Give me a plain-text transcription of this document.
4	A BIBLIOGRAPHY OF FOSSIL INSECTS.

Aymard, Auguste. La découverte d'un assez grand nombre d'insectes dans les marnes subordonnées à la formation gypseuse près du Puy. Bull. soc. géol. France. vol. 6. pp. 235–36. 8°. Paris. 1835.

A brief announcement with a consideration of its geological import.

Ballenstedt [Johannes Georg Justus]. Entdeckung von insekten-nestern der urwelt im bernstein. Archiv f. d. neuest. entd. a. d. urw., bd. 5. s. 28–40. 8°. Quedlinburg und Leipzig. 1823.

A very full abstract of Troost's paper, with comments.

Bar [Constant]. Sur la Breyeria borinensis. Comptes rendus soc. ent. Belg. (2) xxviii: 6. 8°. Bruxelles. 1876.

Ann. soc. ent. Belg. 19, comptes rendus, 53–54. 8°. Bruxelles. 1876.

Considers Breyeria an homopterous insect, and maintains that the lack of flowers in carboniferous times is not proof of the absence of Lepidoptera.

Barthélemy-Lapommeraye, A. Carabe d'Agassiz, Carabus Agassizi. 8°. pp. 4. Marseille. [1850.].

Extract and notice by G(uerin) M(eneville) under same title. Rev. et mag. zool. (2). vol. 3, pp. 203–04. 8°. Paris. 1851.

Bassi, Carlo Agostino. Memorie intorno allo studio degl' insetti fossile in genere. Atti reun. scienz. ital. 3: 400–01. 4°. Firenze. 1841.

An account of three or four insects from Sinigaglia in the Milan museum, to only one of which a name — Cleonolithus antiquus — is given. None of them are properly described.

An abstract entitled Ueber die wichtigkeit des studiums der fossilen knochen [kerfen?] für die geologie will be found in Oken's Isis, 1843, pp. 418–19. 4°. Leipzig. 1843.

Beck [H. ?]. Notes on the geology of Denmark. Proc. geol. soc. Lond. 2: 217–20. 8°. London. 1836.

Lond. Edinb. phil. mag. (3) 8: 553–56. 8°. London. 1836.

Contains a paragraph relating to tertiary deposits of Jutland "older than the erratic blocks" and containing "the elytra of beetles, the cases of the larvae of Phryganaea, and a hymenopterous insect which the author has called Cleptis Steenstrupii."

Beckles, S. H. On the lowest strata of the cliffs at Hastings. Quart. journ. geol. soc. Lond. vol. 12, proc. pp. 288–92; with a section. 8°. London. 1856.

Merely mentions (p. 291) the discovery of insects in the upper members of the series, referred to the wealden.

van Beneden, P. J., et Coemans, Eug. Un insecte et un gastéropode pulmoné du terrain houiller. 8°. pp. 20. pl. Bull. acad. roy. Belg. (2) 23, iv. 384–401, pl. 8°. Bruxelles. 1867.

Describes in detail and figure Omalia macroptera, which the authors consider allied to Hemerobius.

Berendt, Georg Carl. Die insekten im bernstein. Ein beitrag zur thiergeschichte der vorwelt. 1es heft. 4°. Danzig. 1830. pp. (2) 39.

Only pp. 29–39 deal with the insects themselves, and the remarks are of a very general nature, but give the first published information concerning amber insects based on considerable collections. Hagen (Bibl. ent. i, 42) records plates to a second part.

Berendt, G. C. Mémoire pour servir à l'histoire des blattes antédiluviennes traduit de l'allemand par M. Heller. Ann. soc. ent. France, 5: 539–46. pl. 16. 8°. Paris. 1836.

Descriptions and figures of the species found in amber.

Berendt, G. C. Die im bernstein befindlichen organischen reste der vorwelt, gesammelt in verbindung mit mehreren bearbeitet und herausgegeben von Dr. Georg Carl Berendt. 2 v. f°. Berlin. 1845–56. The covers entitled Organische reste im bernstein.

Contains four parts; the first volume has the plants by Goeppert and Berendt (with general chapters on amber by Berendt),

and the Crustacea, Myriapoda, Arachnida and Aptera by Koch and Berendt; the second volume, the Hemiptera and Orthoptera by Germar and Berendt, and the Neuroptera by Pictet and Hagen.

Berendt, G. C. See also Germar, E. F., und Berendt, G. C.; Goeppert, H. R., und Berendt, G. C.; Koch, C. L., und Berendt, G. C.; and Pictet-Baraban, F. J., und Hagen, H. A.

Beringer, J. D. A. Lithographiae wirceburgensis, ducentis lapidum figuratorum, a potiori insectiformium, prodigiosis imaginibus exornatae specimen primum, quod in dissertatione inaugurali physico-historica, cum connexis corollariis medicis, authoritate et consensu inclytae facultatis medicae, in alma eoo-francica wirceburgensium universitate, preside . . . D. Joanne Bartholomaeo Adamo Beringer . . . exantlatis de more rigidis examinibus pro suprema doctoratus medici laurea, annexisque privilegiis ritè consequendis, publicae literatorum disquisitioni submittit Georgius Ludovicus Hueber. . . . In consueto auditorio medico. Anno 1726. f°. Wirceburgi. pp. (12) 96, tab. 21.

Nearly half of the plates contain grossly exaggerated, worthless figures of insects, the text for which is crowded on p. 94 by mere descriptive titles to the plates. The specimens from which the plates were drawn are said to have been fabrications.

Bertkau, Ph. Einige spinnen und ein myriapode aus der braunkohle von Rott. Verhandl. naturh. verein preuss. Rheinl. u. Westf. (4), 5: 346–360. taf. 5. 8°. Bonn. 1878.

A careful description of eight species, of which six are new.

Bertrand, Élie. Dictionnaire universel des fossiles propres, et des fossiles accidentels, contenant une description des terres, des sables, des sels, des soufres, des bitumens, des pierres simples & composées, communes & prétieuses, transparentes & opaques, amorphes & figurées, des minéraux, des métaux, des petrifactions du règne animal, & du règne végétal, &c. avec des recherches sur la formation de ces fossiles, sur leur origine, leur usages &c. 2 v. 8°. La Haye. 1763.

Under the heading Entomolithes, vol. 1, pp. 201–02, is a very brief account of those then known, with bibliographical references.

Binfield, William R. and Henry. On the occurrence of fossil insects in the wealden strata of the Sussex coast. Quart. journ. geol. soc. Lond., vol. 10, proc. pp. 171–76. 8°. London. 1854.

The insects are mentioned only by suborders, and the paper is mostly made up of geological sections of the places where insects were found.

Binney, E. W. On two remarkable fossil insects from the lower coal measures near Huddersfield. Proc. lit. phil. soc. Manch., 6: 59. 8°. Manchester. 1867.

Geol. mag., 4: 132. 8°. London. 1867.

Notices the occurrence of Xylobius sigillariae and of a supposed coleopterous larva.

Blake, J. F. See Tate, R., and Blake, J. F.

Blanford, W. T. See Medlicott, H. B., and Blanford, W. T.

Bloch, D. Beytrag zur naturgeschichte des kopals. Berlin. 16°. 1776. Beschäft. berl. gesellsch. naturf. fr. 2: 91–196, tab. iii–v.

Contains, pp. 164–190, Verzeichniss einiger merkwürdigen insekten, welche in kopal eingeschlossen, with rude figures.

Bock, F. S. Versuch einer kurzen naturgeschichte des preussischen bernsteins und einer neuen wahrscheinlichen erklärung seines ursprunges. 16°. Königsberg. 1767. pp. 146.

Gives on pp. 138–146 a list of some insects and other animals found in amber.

=-=-=

→ **The task**:
Transcribe the records above exactly as they appear.

→ **Written response**:
Give me a plain-text transcription of this document.
4	A BIBLIOGRAPHY OF FOSSIL INSECTS.

Aymard, Auguste. La découverte d'un assez grand nombre d'insectes dans les marnes subordonnées à la formation gypseuse près du Puy. Bull. soc. géol. France. vol. 6. pp. 235–36. 8°. Paris. 1835.

A brief announcement with a consideration of its geological import.

Ballenstedt [Johannes Georg Justus]. Entdeckung von insekten-nestern der urwelt im bernstein. Archiv f. d. neuest. entd. a. d. urw., bd. 5. s. 28–40. 8°. Quedlinburg und Leipzig. 1823.

A very full abstract of Troost's paper, with comments.

Bar [Constant]. Sur la Breyeria borinensis. Comptes rendus soc. ent. Belg. (2) xxviii: 6. 8°. Bruxelles. 1876.

Ann. soc. ent. Belg. 19, comptes rendus, 53–54. 8°. Bruxelles. 1876.

Considers Breyeria an homopterous insect, and maintains that the lack of flowers in carboniferous times is not proof of the absence of Lepidoptera.

Barthélemy-Lapommeraye, A. Carabe d'Agassiz, Carabus Agassizi. 8°. pp. 4. Marseille. [1850.].

Extract and notice by G(uerin) M(eneville) under same title. Rev. et mag. zool. (2). vol. 3, pp. 203–04. 8°. Paris. 1851.

Bassi, Carlo Agostino. Memorie intorno allo studio degl' insetti fossile in genere. Atti reun. scienz. ital. 3: 400–01. 4°. Firenze. 1841.

An account of three or four insects from Sinigaglia in the Milan museum, to only one of which a name — Cleonolithus antiquus — is given. None of them are properly described.

An abstract entitled Ueber die wichtigkeit des studiums der fossilen knochen [kerfen?] für die geologie will be found in Oken's Isis, 1843, pp. 418–19. 4°. Leipzig. 1843.

Beck [H. ?]. Notes on the geology of Denmark. Proc. geol. soc. Lond. 2: 217–20. 8°. London. 1836.

Lond. Edinb. phil. mag. (3) 8: 553–56. 8°. London. 1836.

Contains a paragraph relating to tertiary deposits of Jutland "older than the erratic blocks" and containing "the elytra of beetles, the cases of the larvae of Phryganaea, and a hymenopterous insect which the author has called Cleptis Steenstrupii."

Beckles, S. H. On the lowest strata of the cliffs at Hastings. Quart. journ. geol. soc. Lond. vol. 12, proc. pp. 288–92; with a section. 8°. London. 1856.

Merely mentions (p. 291) the discovery of insects in the upper members of the series, referred to the wealden.

van Beneden, P. J., et Coemans, Eug. Un insecte et un gastéropode pulmoné du terrain houiller. 8°. pp. 20. pl. Bull. acad. roy. Belg. (2) 23, iv. 384–401, pl. 8°. Bruxelles. 1867.

Describes in detail and figure Omalia macroptera, which the authors consider allied to Hemerobius.

Berendt, Georg Carl. Die insekten im bernstein. Ein beitrag zur thiergeschichte der vorwelt. 1es heft. 4°. Danzig. 1830. pp. (2) 39.

Only pp. 29–39 deal with the insects themselves, and the remarks are of a very general nature, but give the first published information concerning amber insects based on considerable collections. Hagen (Bibl. ent. i, 42) records plates to a second part.

Berendt, G. C. Mémoire pour servir à l'histoire des blattes antédiluviennes traduit de l'allemand par M. Heller. Ann. soc. ent. France, 5: 539–46. pl. 16. 8°. Paris. 1836.

Descriptions and figures of the species found in amber.

Berendt, G. C. Die im bernstein befindlichen organischen reste der vorwelt, gesammelt in verbindung mit mehreren bearbeitet und herausgegeben von Dr. Georg Carl Berendt. 2 v. f°. Berlin. 1845–56. The covers entitled Organische reste im bernstein.

Contains four parts; the first volume has the plants by Goeppert and Berendt (with general chapters on amber by Berendt),

and the Crustacea, Myriapoda, Arachnida and Aptera by Koch and Berendt; the second volume, the Hemiptera and Orthoptera by Germar and Berendt, and the Neuroptera by Pictet and Hagen.

Berendt, G. C. See also Germar, E. F., und Berendt, G. C.; Goeppert, H. R., und Berendt, G. C.; Koch, C. L., und Berendt, G. C.; and Pictet-Baraban, F. J., und Hagen, H. A.

Beringer, J. D. A. Lithographiae wirceburgensis, ducentis lapidum figuratorum, a potiori insectiformium, prodigiosis imaginibus exornatae specimen primum, quod in dissertatione inaugurali physico-historica, cum connexis corollariis medicis, authoritate et consensu inclytae facultatis medicae, in alma eoo-francica wirceburgensium universitate, preside . . . D. Joanne Bartholomaeo Adamo Beringer . . . exantlatis de more rigidis examinibus pro suprema doctoratus medici laurea, annexisque privilegiis ritè consequendis, publicae literatorum disquisitioni submittit Georgius Ludovicus Hueber. . . . In consueto auditorio medico. Anno 1726. f°. Wirceburgi. pp. (12) 96, tab. 21.

Nearly half of the plates contain grossly exaggerated, worthless figures of insects, the text for which is crowded on p. 94 by mere descriptive titles to the plates. The specimens from which the plates were drawn are said to have been fabrications.

Bertkau, Ph. Einige spinnen und ein myriapode aus der braunkohle von Rott. Verhandl. naturh. verein preuss. Rheinl. u. Westf. (4), 5: 346–360. taf. 5. 8°. Bonn. 1878.

A careful description of eight species, of which six are new.

Bertrand, Élie. Dictionnaire universel des fossiles propres, et des fossiles accidentels, contenant une description des terres, des sables, des sels, des soufres, des bitumens, des pierres simples & composées, communes & prétieuses, transparentes & opaques, amorphes & figurées, des minéraux, des métaux, des petrifactions du règne animal, & du règne végétal, &c. avec des recherches sur la formation de ces fossiles, sur leur origine, leur usages &c. 2 v. 8°. La Haye. 1763.

Under the heading Entomolithes, vol. 1, pp. 201–02, is a very brief account of those then known, with bibliographical references.

Binfield, William R. and Henry. On the occurrence of fossil insects in the wealden strata of the Sussex coast. Quart. journ. geol. soc. Lond., vol. 10, proc. pp. 171–76. 8°. London. 1854.

The insects are mentioned only by suborders, and the paper is mostly made up of geological sections of the places where insects were found.

Binney, E. W. On two remarkable fossil insects from the lower coal measures near Huddersfield. Proc. lit. phil. soc. Manch., 6: 59. 8°. Manchester. 1867.

Geol. mag., 4: 132. 8°. London. 1867.

Notices the occurrence of Xylobius sigillariae and of a supposed coleopterous larva.

Blake, J. F. See Tate, R., and Blake, J. F.

Blanford, W. T. See Medlicott, H. B., and Blanford, W. T.

Bloch, D. Beytrag zur naturgeschichte des kopals. Berlin. 16°. 1776. Beschäft. berl. gesellsch. naturf. fr. 2: 91–196, tab. iii–v.

Contains, pp. 164–190, Verzeichniss einiger merkwürdigen insekten, welche in kopal eingeschlossen, with rude figures.

Bock, F. S. Versuch einer kurzen naturgeschichte des preussischen bernsteins und einer neuen wahrscheinlichen erklärung seines ursprunges. 16°. Königsberg. 1767. pp. 146.

Gives on pp. 138–146 a list of some insects and other animals found in amber.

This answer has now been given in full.